[WHAT TO PRODUCE]
Copy all lines in which the word "Information" can be found.

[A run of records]
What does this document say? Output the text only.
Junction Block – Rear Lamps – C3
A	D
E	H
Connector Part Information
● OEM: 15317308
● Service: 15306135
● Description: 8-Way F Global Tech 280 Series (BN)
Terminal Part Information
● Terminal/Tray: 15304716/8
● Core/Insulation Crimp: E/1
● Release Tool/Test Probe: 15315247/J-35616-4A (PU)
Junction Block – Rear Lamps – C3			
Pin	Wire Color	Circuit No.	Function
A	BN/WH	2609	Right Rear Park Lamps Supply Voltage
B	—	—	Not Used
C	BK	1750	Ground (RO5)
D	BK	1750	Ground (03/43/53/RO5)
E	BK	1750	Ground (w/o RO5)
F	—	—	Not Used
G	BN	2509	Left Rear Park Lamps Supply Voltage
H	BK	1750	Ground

...

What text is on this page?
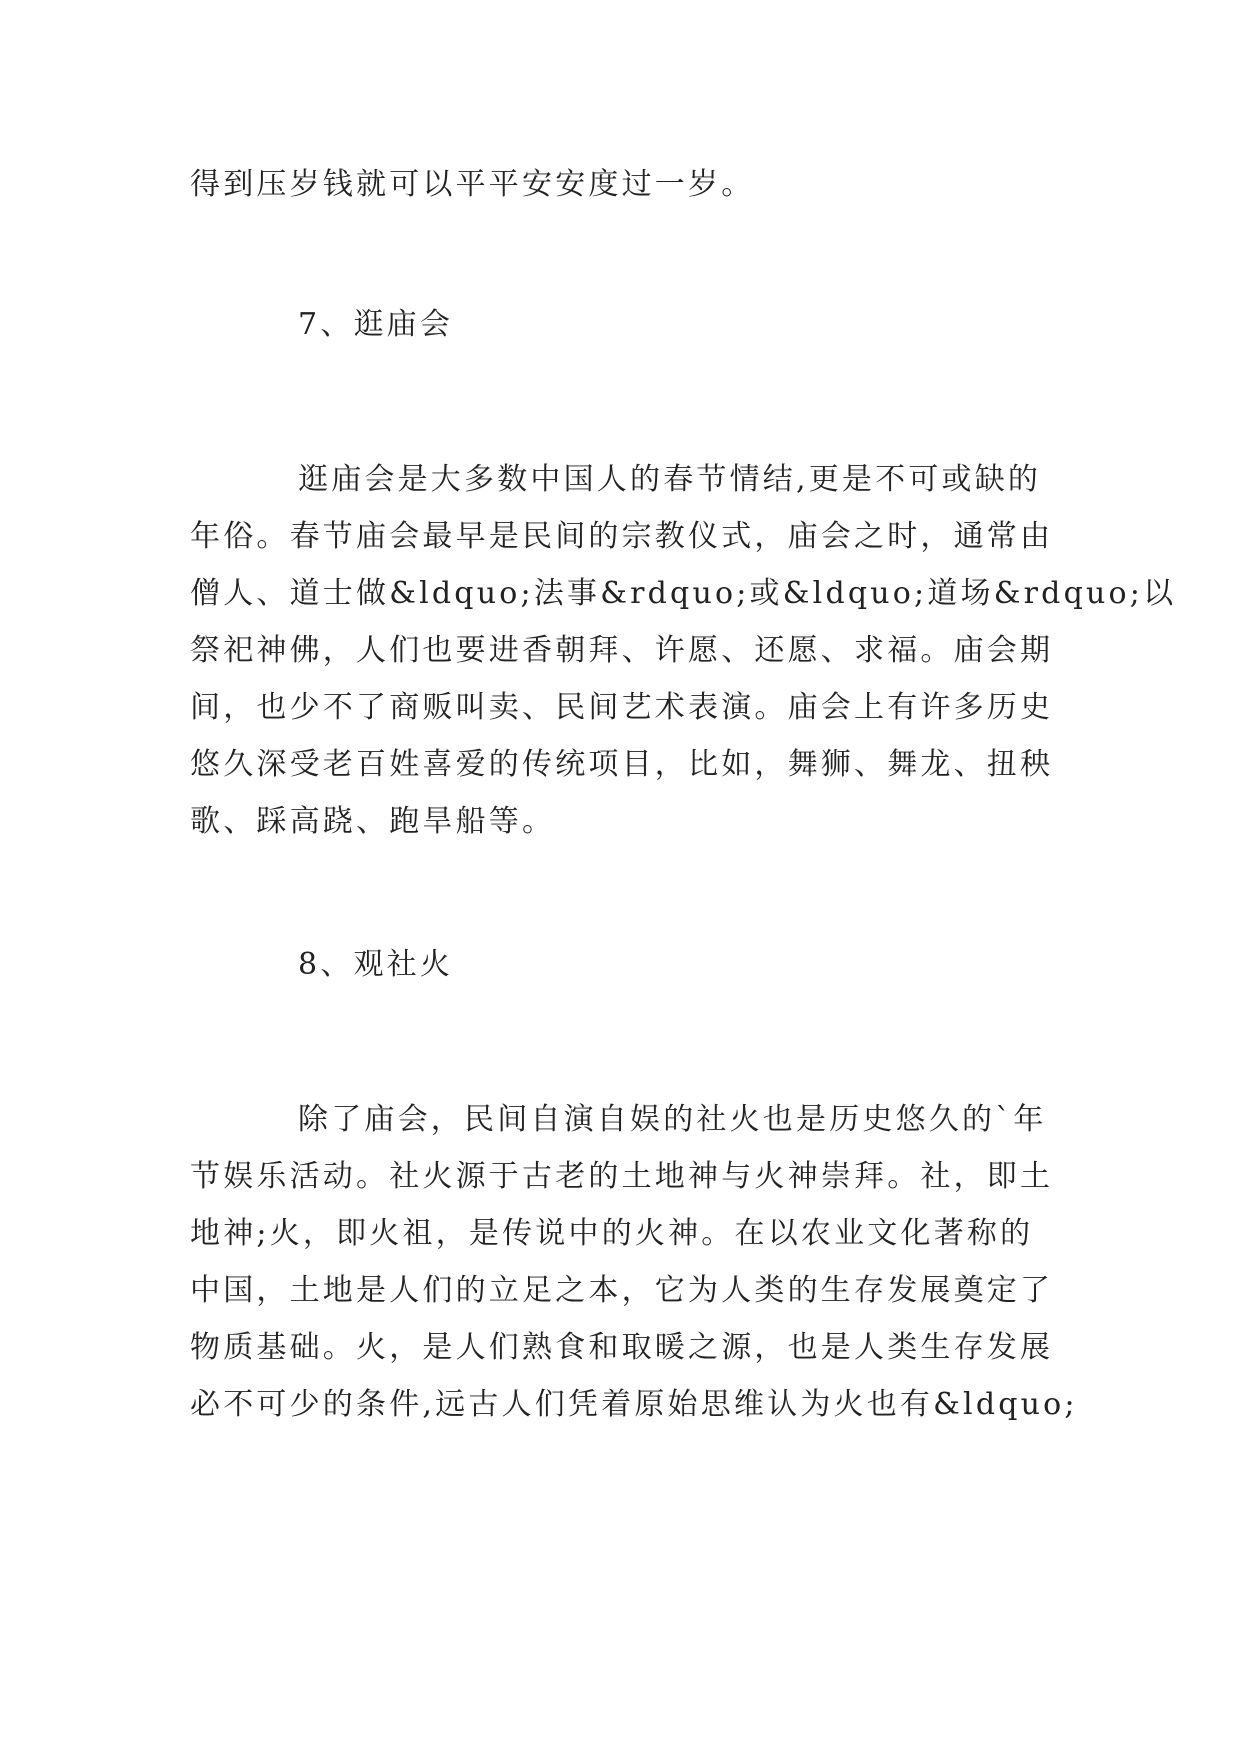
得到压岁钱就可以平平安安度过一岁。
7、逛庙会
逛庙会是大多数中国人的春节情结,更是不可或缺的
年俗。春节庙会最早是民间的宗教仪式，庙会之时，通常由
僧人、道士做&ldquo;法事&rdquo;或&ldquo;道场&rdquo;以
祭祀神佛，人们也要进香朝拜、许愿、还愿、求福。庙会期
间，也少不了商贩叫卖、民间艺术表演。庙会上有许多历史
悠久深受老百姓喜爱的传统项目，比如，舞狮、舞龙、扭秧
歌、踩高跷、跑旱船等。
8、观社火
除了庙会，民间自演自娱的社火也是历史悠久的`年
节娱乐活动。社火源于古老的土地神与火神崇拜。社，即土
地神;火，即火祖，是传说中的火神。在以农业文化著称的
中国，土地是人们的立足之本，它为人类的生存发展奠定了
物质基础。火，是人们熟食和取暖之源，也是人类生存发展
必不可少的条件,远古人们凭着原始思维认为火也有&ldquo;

--

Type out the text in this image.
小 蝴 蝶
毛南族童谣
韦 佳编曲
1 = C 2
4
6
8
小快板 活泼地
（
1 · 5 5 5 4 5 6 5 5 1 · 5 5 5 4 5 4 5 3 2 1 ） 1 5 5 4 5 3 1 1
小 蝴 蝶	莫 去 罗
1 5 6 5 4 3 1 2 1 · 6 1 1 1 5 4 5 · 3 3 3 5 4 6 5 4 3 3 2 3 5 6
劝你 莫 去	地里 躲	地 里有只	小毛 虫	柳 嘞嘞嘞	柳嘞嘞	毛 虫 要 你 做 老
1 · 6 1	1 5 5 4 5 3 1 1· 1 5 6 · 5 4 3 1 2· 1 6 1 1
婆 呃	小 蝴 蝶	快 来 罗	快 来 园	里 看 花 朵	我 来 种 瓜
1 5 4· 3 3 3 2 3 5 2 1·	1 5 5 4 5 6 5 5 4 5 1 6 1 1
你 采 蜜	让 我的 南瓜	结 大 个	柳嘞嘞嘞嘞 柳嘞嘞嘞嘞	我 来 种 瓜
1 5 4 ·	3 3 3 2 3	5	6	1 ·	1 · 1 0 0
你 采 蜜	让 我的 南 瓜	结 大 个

[RESULT OF THE TASK]
Connector Part Information
Terminal Part Information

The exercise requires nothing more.